Задания к упражнению>
a – Переведите на английский язык предложение из текста для разбора: «Тогда я еще не знал, что минимум два ближайших десятилетия буду каждое лето рваться — вырываться! — именно сюда».
b – Выпишите из текста для разбора без изменений фрагмент от слов «Так проводили современники» до слов «любовь с ним.».

Текст для разбора>
------------------------------

Так проводили современники своего гения — великой читательской любовью и скромным поклоном литературной общественности.
Ну а что сегодня сказать потомку?
Может, просто повторить слова, написанные одним товарищем его молодости о другом товарище его молодости:
«Учитель! Перед именем твоим
Позволь смиренно преклонить колени».
Или отнести к судьбе Ивана Сергеевича и к памяти о нем его же любимое изречение: «Все минется, одна любовь останется».
Его любовь с нами.
Наша любовь с ним.
АУРА ВОЛОШИНА
С Коктебелем в моей жизни связано так много, что рассказать об этом связно вряд ли получится — выйдет, минимум, книга, может, и не одна. Так что беглые заметки в данном случае даже не лучший, а, наверное, неизбежный выход.
Первый раз я попал туда по наводке Роберта Рождественского — уж очень эмоционально он, человек, в общем-то, спокойный и даже флегматичный, рассказывал об этой скромной точке на карте дотоле неизвестного мне восточного Крыма. Послушался. Поехал.
Поезд. Грязноватый Феодосийский вокзал. Старенький литфондовский автобус. И — вот он, поселок Планерское. Или, по старому татарскому названию, Коктебель.
Название «Планерское» не прижилось, может, потому, что планеры там давно свое отлетали. А татарское название, при полном отсутствии татар (все они были выселены Сталиным) осталось — возможно, в силу своей загадочности. Потому что место было предельно загадочное.
Хорошо помню первое впечатление. Оно вполне укладывалось в одно слово — «обманули». Убогая, скучная степь. Очень мало зелени, особенно по сравнению с Абхазией, куда, конкретно в Новый Афон, я каждое лето ездил с разными, но всегда очень хорошими девушками. Там огромные горы, поросшие густейшим лесом, красивейший монастырь на горе, бурные ручьи, похожие на маленькие реки, пруд в парке с сахарно-белыми лебедями и ночными криками павлинов. А тут? Карадаг, торжественно названный горным массивом, но больше похожий на короткую гряду холмов, галечный пляж, пыльная деревенька вдоль узкого разбитого шоссе, бедненький рынок да унылый уголок цивилизации — панельная пятиэтажка с магазинчиком и аптекой на первом этаже. И чего ради меня сюда занесло?
Тогда я еще не знал, что минимум два ближайших десятилетия буду каждое лето рваться — вырываться! — именно сюда. Еще не знал, что в меня прочно войдет нечто таинственное и трудно формулируемое, что принято было называть «духом Коктебеля».
Впрочем, о духе — позже.
Так вышло, что именно этот кусочек восточного Крыма породил множество легенд, с великой охотой подхваченных и развитых российской, прежде всего, московской, интеллигенцией. Время было тягостное, тоталитарная власть сперва кровавой, потом хамоватой, потом трусоватой, но всегда невежественной и примитивной. Легенды пришлись очень кстати. Тем более что почти за каждой из них, потом выяснилось, стояло нечто реальное. Впрочем, как известно, и сама легенда, овладевая массами, становится материальной силой.
Главная легенда Коктебеля — поэт и художник Максимилиан Волошин. Эта легенда однозначно материальна, хотя бы потому, что существует красивый и очень своеобразный дом Волошина, издали похожий на кораблик с плоской, как палуба, крышей. Видно, и в начале Двадцатого века российской интеллигенции жилось скучновато, вот и тянуло на экзотику. Здесь в свое время перебывало множество заметных, а то и знаменитых русских писателей — Волошин охотно приглашал к себе интересных людей, они жили чем-то вроде коммуны, гуляли, купались, спорили, дружили и ссорились, создав на этой, по сути, даче маленький островок относительной свободы.

------------------------------

Записи из коллекции>
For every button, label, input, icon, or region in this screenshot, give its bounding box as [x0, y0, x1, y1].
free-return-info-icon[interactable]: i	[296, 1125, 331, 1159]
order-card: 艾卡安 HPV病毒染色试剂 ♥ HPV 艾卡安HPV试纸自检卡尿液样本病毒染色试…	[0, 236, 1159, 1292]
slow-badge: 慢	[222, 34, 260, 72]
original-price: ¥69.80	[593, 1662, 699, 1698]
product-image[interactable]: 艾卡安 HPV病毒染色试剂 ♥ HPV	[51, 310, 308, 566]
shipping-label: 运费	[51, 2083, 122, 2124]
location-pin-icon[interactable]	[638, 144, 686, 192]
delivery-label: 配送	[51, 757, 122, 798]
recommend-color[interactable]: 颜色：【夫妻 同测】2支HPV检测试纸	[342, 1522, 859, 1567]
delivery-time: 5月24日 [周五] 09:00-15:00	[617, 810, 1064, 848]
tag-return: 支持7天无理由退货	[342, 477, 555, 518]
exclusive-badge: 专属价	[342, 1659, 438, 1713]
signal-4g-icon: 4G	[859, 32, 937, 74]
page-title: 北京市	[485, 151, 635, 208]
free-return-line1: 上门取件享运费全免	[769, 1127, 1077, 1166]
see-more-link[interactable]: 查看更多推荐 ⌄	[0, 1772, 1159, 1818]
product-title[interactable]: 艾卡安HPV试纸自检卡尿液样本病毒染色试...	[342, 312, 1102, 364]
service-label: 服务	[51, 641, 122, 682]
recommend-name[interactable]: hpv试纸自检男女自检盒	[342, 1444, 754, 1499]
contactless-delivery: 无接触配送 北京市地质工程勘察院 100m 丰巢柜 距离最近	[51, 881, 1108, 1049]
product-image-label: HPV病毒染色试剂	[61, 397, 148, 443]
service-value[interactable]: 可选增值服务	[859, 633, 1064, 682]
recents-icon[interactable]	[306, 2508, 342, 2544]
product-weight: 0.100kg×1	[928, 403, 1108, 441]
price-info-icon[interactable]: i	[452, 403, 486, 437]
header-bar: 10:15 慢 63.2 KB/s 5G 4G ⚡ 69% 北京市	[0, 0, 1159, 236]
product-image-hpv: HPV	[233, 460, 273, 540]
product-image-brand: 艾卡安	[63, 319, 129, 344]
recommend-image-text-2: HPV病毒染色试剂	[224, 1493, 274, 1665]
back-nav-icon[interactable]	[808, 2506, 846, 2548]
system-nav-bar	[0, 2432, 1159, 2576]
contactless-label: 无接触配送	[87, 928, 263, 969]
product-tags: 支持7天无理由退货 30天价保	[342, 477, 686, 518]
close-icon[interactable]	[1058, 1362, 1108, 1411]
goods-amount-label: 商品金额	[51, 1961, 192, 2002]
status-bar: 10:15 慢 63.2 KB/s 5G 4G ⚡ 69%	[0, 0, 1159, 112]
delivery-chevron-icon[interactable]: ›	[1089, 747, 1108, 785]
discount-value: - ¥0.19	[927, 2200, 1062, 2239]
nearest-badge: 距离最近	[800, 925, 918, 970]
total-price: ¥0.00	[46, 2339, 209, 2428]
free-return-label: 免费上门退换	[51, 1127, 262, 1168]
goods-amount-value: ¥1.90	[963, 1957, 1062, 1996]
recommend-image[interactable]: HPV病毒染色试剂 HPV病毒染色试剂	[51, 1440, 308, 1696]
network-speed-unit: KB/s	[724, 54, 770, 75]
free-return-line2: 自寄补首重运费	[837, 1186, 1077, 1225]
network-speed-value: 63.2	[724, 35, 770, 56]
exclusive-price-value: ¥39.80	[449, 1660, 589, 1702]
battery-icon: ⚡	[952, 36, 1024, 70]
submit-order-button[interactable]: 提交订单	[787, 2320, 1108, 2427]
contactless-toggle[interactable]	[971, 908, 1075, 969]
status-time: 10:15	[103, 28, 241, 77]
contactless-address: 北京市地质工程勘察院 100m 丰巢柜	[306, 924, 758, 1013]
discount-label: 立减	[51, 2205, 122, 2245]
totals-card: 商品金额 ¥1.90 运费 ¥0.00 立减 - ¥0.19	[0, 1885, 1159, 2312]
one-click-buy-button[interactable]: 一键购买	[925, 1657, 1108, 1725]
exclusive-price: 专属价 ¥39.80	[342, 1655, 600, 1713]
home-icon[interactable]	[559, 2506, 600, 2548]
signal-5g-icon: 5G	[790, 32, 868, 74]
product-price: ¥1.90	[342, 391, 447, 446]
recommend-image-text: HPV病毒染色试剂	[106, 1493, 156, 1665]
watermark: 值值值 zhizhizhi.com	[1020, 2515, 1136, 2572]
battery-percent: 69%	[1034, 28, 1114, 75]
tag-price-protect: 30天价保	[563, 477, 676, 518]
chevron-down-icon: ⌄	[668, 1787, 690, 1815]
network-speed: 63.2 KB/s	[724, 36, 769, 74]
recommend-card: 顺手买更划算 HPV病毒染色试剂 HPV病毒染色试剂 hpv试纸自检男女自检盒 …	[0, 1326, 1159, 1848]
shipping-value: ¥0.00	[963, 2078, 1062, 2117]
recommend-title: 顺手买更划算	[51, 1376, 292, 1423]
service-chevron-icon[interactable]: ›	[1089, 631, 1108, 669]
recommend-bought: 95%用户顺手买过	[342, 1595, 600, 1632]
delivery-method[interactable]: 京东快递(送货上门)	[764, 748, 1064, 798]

------------------------------

Ответы по заданиям>
a – Back then I did not yet know that for at least the next two decades I would be straining every summer — breaking free! — to get precisely here.

b –
Так проводили современники своего гения — великой читательской любовью и скромным поклоном литературной общественности.
Ну а что сегодня сказать потомку?
Может, просто повторить слова, написанные одним товарищем его молодости о другом товарище его молодости:
«Учитель! Перед именем твоим
Позволь смиренно преклонить колени».
Или отнести к судьбе Ивана Сергеевича и к памяти о нем его же любимое изречение: «Все минется, одна любовь останется».
Его любовь с нами.
Наша любовь с ним.